[Work to be completed]
Below is a listing. Gather each line of it that contains "screenshot".

==*==

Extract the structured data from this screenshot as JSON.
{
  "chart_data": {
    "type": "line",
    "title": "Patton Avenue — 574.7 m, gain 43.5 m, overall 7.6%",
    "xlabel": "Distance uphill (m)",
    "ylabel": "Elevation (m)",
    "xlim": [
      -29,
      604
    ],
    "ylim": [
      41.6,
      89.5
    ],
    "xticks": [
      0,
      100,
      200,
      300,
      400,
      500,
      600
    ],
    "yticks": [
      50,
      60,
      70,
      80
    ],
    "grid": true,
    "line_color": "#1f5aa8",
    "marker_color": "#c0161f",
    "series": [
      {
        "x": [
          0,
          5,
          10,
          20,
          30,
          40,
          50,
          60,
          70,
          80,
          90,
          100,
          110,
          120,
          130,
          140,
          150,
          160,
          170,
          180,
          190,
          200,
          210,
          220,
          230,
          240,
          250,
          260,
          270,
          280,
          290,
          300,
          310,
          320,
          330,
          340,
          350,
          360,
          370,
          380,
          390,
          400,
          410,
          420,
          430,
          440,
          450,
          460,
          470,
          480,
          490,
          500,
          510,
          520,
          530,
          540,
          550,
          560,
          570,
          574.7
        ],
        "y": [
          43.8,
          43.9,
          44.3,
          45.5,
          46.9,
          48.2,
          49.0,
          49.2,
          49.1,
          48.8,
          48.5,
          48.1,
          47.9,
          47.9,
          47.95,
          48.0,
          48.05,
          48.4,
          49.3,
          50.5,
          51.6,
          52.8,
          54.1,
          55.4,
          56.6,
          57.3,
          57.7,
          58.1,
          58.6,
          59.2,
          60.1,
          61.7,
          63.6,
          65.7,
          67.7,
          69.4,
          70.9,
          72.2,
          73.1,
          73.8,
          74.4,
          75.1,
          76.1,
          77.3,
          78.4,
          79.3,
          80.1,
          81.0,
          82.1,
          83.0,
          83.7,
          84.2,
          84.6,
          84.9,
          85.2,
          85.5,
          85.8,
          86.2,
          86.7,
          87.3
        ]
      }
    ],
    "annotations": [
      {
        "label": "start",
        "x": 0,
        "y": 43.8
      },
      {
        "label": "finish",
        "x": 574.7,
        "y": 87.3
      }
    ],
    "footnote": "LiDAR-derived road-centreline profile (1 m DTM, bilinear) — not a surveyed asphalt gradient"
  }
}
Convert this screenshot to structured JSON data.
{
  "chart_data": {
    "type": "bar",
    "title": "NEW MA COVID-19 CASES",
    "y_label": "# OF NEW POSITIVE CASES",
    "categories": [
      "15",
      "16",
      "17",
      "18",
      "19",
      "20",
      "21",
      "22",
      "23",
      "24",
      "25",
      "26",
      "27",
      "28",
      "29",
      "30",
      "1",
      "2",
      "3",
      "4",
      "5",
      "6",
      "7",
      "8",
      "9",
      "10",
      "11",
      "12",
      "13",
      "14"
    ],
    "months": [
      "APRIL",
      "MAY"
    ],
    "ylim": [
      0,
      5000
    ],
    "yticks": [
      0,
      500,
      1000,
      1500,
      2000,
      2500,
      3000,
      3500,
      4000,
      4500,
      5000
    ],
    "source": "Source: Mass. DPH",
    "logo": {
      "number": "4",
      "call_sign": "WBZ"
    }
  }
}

==*==

[Exercise result]
Extract the structured data from this screenshot as JSON.
Convert this screenshot to structured JSON data.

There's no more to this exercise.